MATERIAL SUPPLIED -
START
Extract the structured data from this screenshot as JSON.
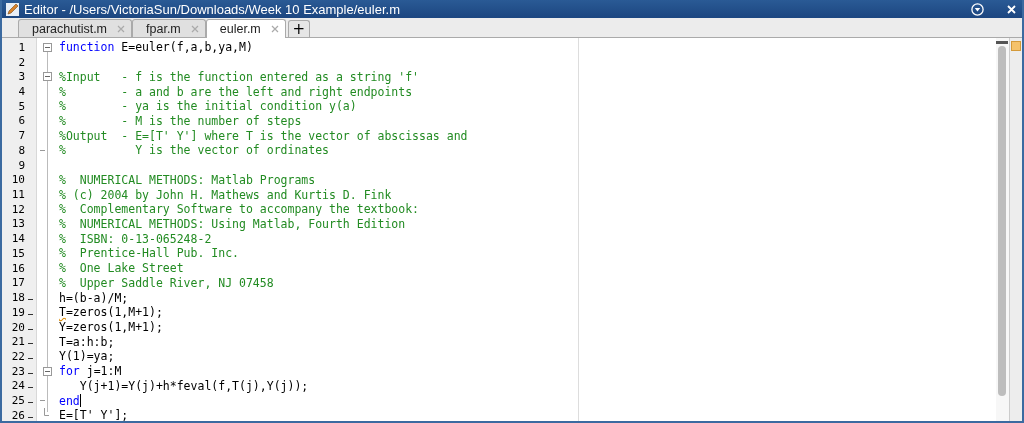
{
  "window": {
    "title": "Editor - /Users/VictoriaSun/Downloads/Week 10 Example/euler.m"
  },
  "tabs": [
    {
      "label": "parachutist.m",
      "selected": false
    },
    {
      "label": "fpar.m",
      "selected": false
    },
    {
      "label": "euler.m",
      "selected": true
    }
  ],
  "new_tab": "+",
  "lines": [
    {
      "number": "1",
      "executable": false,
      "fold": {
        "kind": "box"
      },
      "segments": [
        {
          "text": "function",
          "kind": "keyword"
        },
        {
          "text": " E=euler(f,a,b,ya,M)",
          "kind": "plain"
        }
      ]
    },
    {
      "number": "2",
      "executable": false
    },
    {
      "number": "3",
      "executable": false,
      "fold": {
        "kind": "box"
      },
      "segments": [
        {
          "text": "%Input   - f is the function entered as a string 'f'",
          "kind": "comment"
        }
      ]
    },
    {
      "number": "4",
      "executable": false,
      "segments": [
        {
          "text": "%        - a and b are the left and right endpoints",
          "kind": "comment"
        }
      ]
    },
    {
      "number": "5",
      "executable": false,
      "segments": [
        {
          "text": "%        - ya is the initial condition y(a)",
          "kind": "comment"
        }
      ]
    },
    {
      "number": "6",
      "executable": false,
      "segments": [
        {
          "text": "%        - M is the number of steps",
          "kind": "comment"
        }
      ]
    },
    {
      "number": "7",
      "executable": false,
      "segments": [
        {
          "text": "%Output  - E=[T' Y'] where T is the vector of abscissas and",
          "kind": "comment"
        }
      ]
    },
    {
      "number": "8",
      "executable": false,
      "fold": {
        "kind": "tick"
      },
      "segments": [
        {
          "text": "%          Y is the vector of ordinates",
          "kind": "comment"
        }
      ]
    },
    {
      "number": "9",
      "executable": false
    },
    {
      "number": "10",
      "executable": false,
      "segments": [
        {
          "text": "%  NUMERICAL METHODS: Matlab Programs",
          "kind": "comment"
        }
      ]
    },
    {
      "number": "11",
      "executable": false,
      "segments": [
        {
          "text": "% (c) 2004 by John H. Mathews and Kurtis D. Fink",
          "kind": "comment"
        }
      ]
    },
    {
      "number": "12",
      "executable": false,
      "segments": [
        {
          "text": "%  Complementary Software to accompany the textbook:",
          "kind": "comment"
        }
      ]
    },
    {
      "number": "13",
      "executable": false,
      "segments": [
        {
          "text": "%  NUMERICAL METHODS: Using Matlab, Fourth Edition",
          "kind": "comment"
        }
      ]
    },
    {
      "number": "14",
      "executable": false,
      "segments": [
        {
          "text": "%  ISBN: 0-13-065248-2",
          "kind": "comment"
        }
      ]
    },
    {
      "number": "15",
      "executable": false,
      "segments": [
        {
          "text": "%  Prentice-Hall Pub. Inc.",
          "kind": "comment"
        }
      ]
    },
    {
      "number": "16",
      "executable": false,
      "segments": [
        {
          "text": "%  One Lake Street",
          "kind": "comment"
        }
      ]
    },
    {
      "number": "17",
      "executable": false,
      "segments": [
        {
          "text": "%  Upper Saddle River, NJ 07458",
          "kind": "comment"
        }
      ]
    },
    {
      "number": "18",
      "executable": true,
      "segments": [
        {
          "text": "h=(b-a)/M;",
          "kind": "plain"
        }
      ]
    },
    {
      "number": "19",
      "executable": true,
      "segments": [
        {
          "text": "T",
          "kind": "warning"
        },
        {
          "text": "=zeros(1,M+1);",
          "kind": "plain"
        }
      ]
    },
    {
      "number": "20",
      "executable": true,
      "segments": [
        {
          "text": "Y=zeros(1,M+1);",
          "kind": "plain"
        }
      ]
    },
    {
      "number": "21",
      "executable": true,
      "segments": [
        {
          "text": "T=a:h:b;",
          "kind": "plain"
        }
      ]
    },
    {
      "number": "22",
      "executable": true,
      "segments": [
        {
          "text": "Y(1)=ya;",
          "kind": "plain"
        }
      ]
    },
    {
      "number": "23",
      "executable": true,
      "fold": {
        "kind": "box"
      },
      "segments": [
        {
          "text": "for",
          "kind": "keyword"
        },
        {
          "text": " j=1:M",
          "kind": "plain"
        }
      ]
    },
    {
      "number": "24",
      "executable": true,
      "segments": [
        {
          "text": "   Y(j+1)=Y(j)+h*feval(f,T(j),Y(j));",
          "kind": "plain"
        }
      ]
    },
    {
      "number": "25",
      "executable": true,
      "fold": {
        "kind": "tick"
      },
      "cursor": true,
      "segments": [
        {
          "text": "end",
          "kind": "keyword"
        }
      ]
    },
    {
      "number": "26",
      "executable": true,
      "fold": {
        "kind": "end"
      },
      "segments": [
        {
          "text": "E=[T' Y'];",
          "kind": "plain"
        }
      ]
    }
  ]
}
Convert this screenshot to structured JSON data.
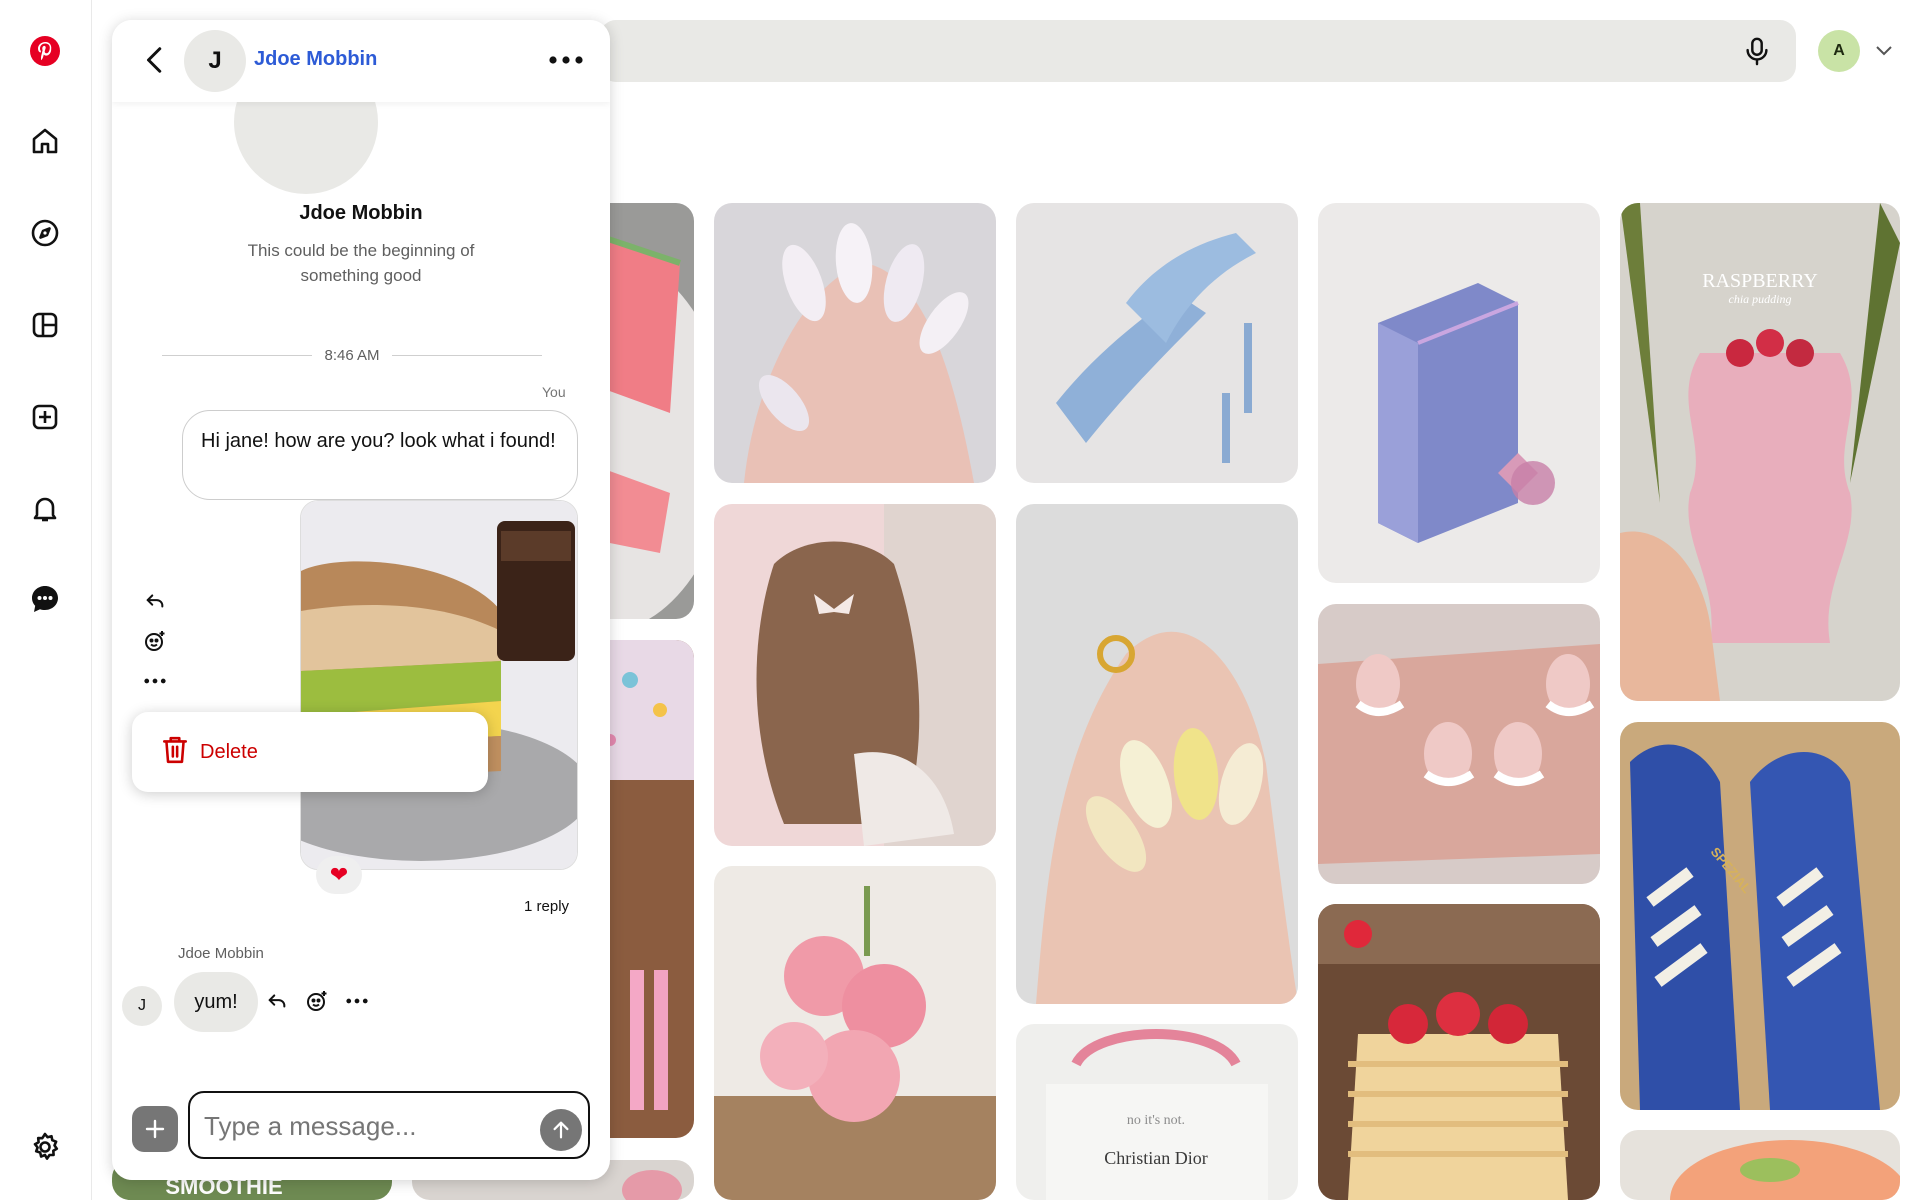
{
  "nav": {
    "items": [
      {
        "name": "pinterest-logo-icon"
      },
      {
        "name": "home-icon"
      },
      {
        "name": "explore-icon"
      },
      {
        "name": "boards-icon"
      },
      {
        "name": "create-icon"
      },
      {
        "name": "notifications-icon"
      },
      {
        "name": "messages-icon"
      },
      {
        "name": "settings-icon"
      }
    ],
    "accent": "#e60023"
  },
  "header": {
    "account_initial": "A",
    "account_color": "#c9e3a6"
  },
  "chat": {
    "contact_initial": "J",
    "contact_name": "Jdoe Mobbin",
    "intro_name": "Jdoe Mobbin",
    "intro_subtitle": "This could be the beginning of something good",
    "timestamp": "8:46 AM",
    "you_label": "You",
    "outgoing_message": "Hi jane! how are you? look what i found!",
    "reaction": "❤",
    "delete_label": "Delete",
    "reply_count": "1 reply",
    "sender_label": "Jdoe Mobbin",
    "incoming_initial": "J",
    "incoming_message": "yum!",
    "composer_placeholder": "Type a message..."
  },
  "pins": [
    {
      "name": "pin-watermelon",
      "caption": ""
    },
    {
      "name": "pin-chrome-nails",
      "caption": ""
    },
    {
      "name": "pin-blue-heels",
      "caption": ""
    },
    {
      "name": "pin-books-box",
      "caption": ""
    },
    {
      "name": "pin-raspberry-pudding",
      "caption": "RASPBERRY",
      "subcaption": "chia pudding"
    },
    {
      "name": "pin-charms",
      "caption": ""
    },
    {
      "name": "pin-hair-bow",
      "caption": ""
    },
    {
      "name": "pin-yellow-nails",
      "caption": ""
    },
    {
      "name": "pin-french-nails",
      "caption": ""
    },
    {
      "name": "pin-adidas-spezial",
      "caption": "SPEZIAL"
    },
    {
      "name": "pin-pink-lilies",
      "caption": ""
    },
    {
      "name": "pin-dior-bag",
      "caption": "no it's not.",
      "subcaption": "Christian Dior"
    },
    {
      "name": "pin-strawberry-cake",
      "caption": ""
    },
    {
      "name": "pin-smoothie",
      "caption": "SMOOTHIE"
    },
    {
      "name": "pin-bottom-partial",
      "caption": ""
    },
    {
      "name": "pin-salmon-toast",
      "caption": ""
    }
  ]
}
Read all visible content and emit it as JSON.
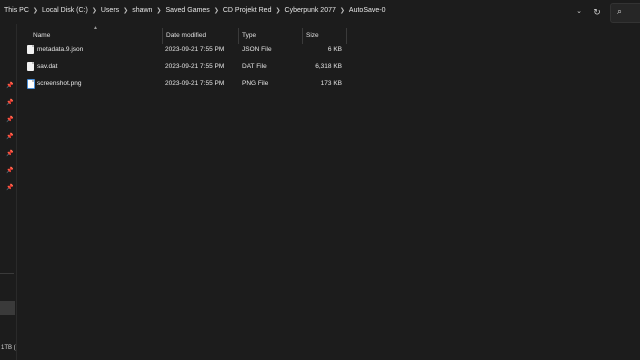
{
  "breadcrumb": [
    "This PC",
    "Local Disk (C:)",
    "Users",
    "shawn",
    "Saved Games",
    "CD Projekt Red",
    "Cyberpunk 2077",
    "AutoSave-0"
  ],
  "columns": {
    "name": "Name",
    "date": "Date modified",
    "type": "Type",
    "size": "Size"
  },
  "files": [
    {
      "name": "metadata.9.json",
      "date": "2023-09-21 7:55 PM",
      "type": "JSON File",
      "size": "6 KB",
      "icon": "json-file-icon"
    },
    {
      "name": "sav.dat",
      "date": "2023-09-21 7:55 PM",
      "type": "DAT File",
      "size": "6,318 KB",
      "icon": "dat-file-icon"
    },
    {
      "name": "screenshot.png",
      "date": "2023-09-21 7:55 PM",
      "type": "PNG File",
      "size": "173 KB",
      "icon": "png-file-icon"
    }
  ],
  "nav": {
    "drive_label": "1TB ("
  },
  "icons": {
    "pin": "pin-icon",
    "refresh": "refresh-icon",
    "dropdown": "chevron-down-icon",
    "search": "search-icon"
  },
  "colors": {
    "background": "#1c1c1c",
    "text": "#e6e6e6",
    "divider": "#3a3a3a"
  }
}
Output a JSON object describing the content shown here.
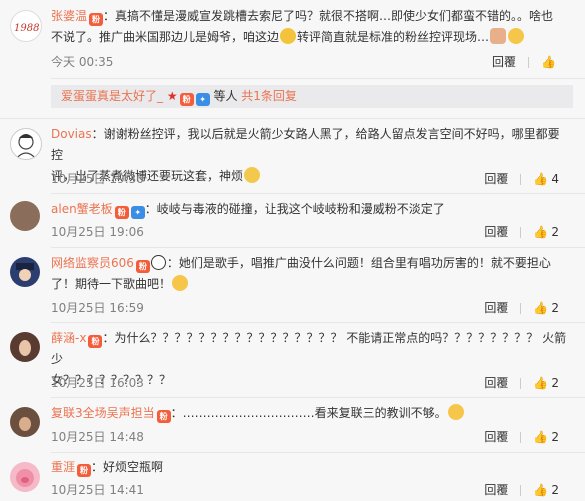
{
  "actions": {
    "reply": "回覆"
  },
  "comments": [
    {
      "name": "张婆温",
      "text1": "：真搞不懂是漫威宣发跳槽去索尼了吗？就很不搭啊…即使少女们都蛮不错的。。啥也",
      "text2": "不说了。推广曲米国那边儿是姆爷，咱这边",
      "text3": "转评简直就是标准的粉丝控评现场…",
      "time": "今天 00:35",
      "likes": ""
    },
    {
      "reply_name": "爱蛋蛋真是太好了_",
      "reply_suffix": "等人",
      "reply_count": "共1条回复"
    },
    {
      "name": "Dovias",
      "text1": "：谢谢粉丝控评，我以后就是火箭少女路人黑了，给路人留点发言空间不好吗，哪里都要控",
      "text2": "评，出了蒸煮微博还要玩这套，神烦",
      "time": "10月25日 19:30",
      "likes": "4"
    },
    {
      "name": "alen蟹老板",
      "text1": "：岐岐与毒液的碰撞，让我这个岐岐粉和漫威粉不淡定了",
      "time": "10月25日 19:06",
      "likes": "2"
    },
    {
      "name": "网络监察员606",
      "text1": "：她们是歌手，唱推广曲没什么问题！组合里有唱功厉害的！就不要担心",
      "text2": "了！期待一下歌曲吧！",
      "time": "10月25日 16:59",
      "likes": "2"
    },
    {
      "name": "薛涵-x",
      "text1": "：为什么？？？？？？？？？？？？？？？？   不能请正常点的吗？？？？？？？？  火箭少",
      "text2": "女？？？？？？？？？",
      "time": "10月25日 16:03",
      "likes": "2"
    },
    {
      "name": "复联3全场吴声担当",
      "text1": "：……………………………看来复联三的教训不够。",
      "time": "10月25日 14:48",
      "likes": "2"
    },
    {
      "name": "重涯",
      "text1": "：好烦空瓶啊",
      "time": "10月25日 14:41",
      "likes": "2"
    }
  ]
}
END
WRITTEN EXERCISE -
Make a copy of each line that contains the string "structured".

THE ANSWER -
Extract the structured data from this screenshot as JSON.
Convert this screenshot to structured JSON data.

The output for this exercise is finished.